**Given exercise:**
According to the flyfishing article, how much backing was each spool set up with?

As a fly angler living in southern Queensland, I’d only had hints of what flyfishing in the far north might offer.
My son Scott lives at Tully and a few previous trips to that area had seen barra and mangrove jack occasionally putting some strain on the rod and a smile on the old dial.
Last June, however, we did the big road trip and with our TABS Bullshark in tow left the Brisbane for Weipa, surely one of the fishiest places on the planet.
I learned a lot from that trip, with 14 species taken on fly, and would like to pass on information for others wanting to experience the raw beauty of the far north and its fly-friendly fish. Perhaps too fly friendly at times; beware of barracuda!
Travelling to far northern Queensland to enjoy flyfishing in remote areas to seriously powerful fish needs some thoughtful preparation.
Anything broken, such as a rod, or damaged fly line from fish action needs instant backup or the fun is over.
From the beginning it’s necessary to ensure there are enough spares to go around should gear failure occur. Spare rods and fly lines are more essential than spare reels so long as the chosen reel is of salt water quality and has been serviced – by this I mean thoroughly greased and readied for salt water action prior to the trip.
I carried 2 reels, each with floating and intermediate sink fly lines rigged on separate spools. A spare intermediate sink fly line happily remained in its box. All spools were set up with 300m of Bionic Braid backing ahead of Rio Tropical Series lines that spent quite a bit of time out from the rod tip, particularly when playing big pelagic fish.
Bionic Braid can easily be connected to a fly line loop via a 40cm long bimini twist (the bimini is purposely long so the reel spool can pass through it easily when connecting the two), but be sure to double the braid prior to forming the bimini to avoid damage to the fly line loop under really hard pressure. It’s easy enough to separate the 4 strands of the bimini when making the loop-to-loop connection.
Fly rods require special attention as they are going to be doing all the work. Prior to closing the gate and heading north, it’s worth taking your chosen fly rods to the local fly shop and purchase spare tip runners for each, making sure it’s the next size up from the tip runner that’s fitted. A micrometer is necessary to obtain this data.
In the event of a tip section being broken in the very last few cm (which is where it usually occurs), it’s a simple matter to use a tube of 5min Araldite to set up the new tip and continue fishing with the repaired rod. If necessary, the rod section that’s going to be fitted into the tip runner can be gently filed or sanded down to make it fit as this won’t weaken it significantly. Obviously the rod won’t cast quite as sweetly as before but it’s still going to take fish.

[Part of a data file]
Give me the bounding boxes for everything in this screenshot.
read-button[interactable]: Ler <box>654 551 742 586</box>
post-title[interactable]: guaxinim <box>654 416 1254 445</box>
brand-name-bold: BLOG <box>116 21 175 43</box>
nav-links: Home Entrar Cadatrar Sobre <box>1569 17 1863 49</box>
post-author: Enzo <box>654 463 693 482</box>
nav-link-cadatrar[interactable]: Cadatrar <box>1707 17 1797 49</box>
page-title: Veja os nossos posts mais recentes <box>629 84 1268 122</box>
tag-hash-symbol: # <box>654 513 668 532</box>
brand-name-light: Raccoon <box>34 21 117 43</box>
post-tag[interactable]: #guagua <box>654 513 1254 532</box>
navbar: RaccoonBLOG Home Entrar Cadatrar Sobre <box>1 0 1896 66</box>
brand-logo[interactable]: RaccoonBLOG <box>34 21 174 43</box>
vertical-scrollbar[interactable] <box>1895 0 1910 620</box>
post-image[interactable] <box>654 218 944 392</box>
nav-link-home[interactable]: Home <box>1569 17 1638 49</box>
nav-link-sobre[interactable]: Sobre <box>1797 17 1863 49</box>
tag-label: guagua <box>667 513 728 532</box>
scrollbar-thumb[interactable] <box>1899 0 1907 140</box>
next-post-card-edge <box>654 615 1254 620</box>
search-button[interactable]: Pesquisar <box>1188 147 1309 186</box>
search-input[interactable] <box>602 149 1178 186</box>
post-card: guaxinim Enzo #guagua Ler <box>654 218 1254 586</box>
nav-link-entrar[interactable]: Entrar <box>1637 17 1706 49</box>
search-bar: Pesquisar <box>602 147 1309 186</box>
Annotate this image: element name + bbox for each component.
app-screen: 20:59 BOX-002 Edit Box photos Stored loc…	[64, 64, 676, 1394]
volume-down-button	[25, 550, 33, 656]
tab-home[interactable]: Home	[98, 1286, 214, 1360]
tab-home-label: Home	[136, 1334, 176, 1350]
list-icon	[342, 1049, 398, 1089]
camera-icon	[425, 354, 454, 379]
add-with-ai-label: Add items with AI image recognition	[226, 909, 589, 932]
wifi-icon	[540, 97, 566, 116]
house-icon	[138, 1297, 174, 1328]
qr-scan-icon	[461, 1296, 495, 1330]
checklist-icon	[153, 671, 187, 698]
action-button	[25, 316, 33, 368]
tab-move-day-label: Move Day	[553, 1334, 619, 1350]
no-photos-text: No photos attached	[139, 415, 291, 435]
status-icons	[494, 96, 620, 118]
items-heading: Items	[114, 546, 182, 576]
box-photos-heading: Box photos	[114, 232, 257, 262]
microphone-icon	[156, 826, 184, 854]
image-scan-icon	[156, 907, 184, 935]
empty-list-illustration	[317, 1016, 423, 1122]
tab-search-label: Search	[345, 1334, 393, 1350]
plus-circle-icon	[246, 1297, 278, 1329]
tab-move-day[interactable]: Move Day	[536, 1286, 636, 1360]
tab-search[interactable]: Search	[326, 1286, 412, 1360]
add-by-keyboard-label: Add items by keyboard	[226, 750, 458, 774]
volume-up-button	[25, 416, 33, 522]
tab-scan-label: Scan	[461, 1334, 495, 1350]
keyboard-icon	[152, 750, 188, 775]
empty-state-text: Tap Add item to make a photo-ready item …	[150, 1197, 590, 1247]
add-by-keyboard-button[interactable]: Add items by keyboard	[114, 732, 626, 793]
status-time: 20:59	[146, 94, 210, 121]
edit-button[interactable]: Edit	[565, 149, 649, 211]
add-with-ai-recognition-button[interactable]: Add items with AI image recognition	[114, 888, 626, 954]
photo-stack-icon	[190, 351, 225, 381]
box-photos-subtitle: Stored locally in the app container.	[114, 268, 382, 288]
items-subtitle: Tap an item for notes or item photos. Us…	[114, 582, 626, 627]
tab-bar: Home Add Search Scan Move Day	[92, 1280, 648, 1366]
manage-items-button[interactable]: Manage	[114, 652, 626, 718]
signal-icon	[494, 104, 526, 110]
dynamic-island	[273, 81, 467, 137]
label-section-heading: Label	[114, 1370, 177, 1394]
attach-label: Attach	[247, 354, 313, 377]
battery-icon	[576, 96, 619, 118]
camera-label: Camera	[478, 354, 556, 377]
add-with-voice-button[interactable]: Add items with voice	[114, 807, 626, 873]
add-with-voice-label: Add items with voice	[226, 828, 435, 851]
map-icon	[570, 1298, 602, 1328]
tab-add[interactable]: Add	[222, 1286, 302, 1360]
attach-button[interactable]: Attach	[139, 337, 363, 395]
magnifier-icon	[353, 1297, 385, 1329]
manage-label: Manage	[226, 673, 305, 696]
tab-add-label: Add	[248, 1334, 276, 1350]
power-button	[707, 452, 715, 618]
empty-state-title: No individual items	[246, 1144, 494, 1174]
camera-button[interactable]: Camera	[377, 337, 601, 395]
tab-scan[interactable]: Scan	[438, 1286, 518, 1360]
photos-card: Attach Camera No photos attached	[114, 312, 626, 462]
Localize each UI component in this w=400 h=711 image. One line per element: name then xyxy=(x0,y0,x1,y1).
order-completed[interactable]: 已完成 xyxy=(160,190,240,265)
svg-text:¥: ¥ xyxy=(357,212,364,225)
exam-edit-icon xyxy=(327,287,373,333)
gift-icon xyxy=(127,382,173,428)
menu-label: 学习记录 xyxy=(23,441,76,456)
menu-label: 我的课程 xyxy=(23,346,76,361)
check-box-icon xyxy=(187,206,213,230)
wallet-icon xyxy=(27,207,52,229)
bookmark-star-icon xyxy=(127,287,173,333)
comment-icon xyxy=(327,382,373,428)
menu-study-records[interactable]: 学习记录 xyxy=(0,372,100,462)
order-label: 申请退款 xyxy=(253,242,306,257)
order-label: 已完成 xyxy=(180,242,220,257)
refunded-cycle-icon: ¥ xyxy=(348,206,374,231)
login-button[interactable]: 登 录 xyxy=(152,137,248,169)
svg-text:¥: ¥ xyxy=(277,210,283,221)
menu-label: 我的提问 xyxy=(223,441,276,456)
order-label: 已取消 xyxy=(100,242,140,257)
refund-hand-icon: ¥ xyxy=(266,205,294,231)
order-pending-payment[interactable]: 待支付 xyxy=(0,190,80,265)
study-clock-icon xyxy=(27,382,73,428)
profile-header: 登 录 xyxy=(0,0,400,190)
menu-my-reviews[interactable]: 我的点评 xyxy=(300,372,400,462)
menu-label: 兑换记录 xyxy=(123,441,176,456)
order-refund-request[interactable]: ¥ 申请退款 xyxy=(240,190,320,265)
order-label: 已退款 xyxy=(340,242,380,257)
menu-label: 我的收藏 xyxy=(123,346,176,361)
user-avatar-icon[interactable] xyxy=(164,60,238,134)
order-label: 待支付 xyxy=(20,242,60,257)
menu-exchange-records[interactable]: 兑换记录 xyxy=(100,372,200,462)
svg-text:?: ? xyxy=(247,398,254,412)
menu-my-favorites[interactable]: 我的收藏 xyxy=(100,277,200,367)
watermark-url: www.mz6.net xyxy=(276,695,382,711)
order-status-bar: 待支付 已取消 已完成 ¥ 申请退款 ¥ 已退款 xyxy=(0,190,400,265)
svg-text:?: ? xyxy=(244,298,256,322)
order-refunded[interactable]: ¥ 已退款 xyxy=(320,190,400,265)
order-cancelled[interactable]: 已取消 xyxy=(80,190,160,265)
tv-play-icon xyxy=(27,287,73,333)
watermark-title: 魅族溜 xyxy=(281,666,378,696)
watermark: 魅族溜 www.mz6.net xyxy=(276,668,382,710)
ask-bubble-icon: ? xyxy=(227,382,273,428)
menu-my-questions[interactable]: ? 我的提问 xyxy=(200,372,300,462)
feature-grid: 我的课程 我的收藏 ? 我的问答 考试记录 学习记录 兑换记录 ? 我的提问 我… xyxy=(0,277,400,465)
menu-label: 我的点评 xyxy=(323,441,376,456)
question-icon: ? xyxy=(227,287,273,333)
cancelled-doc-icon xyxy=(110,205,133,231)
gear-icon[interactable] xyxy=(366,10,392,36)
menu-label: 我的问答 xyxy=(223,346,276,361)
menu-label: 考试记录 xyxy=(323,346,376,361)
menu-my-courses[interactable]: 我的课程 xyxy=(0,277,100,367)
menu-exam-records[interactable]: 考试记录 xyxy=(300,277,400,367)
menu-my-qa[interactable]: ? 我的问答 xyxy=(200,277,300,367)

**Exercise response:**
300m of Bionic Braid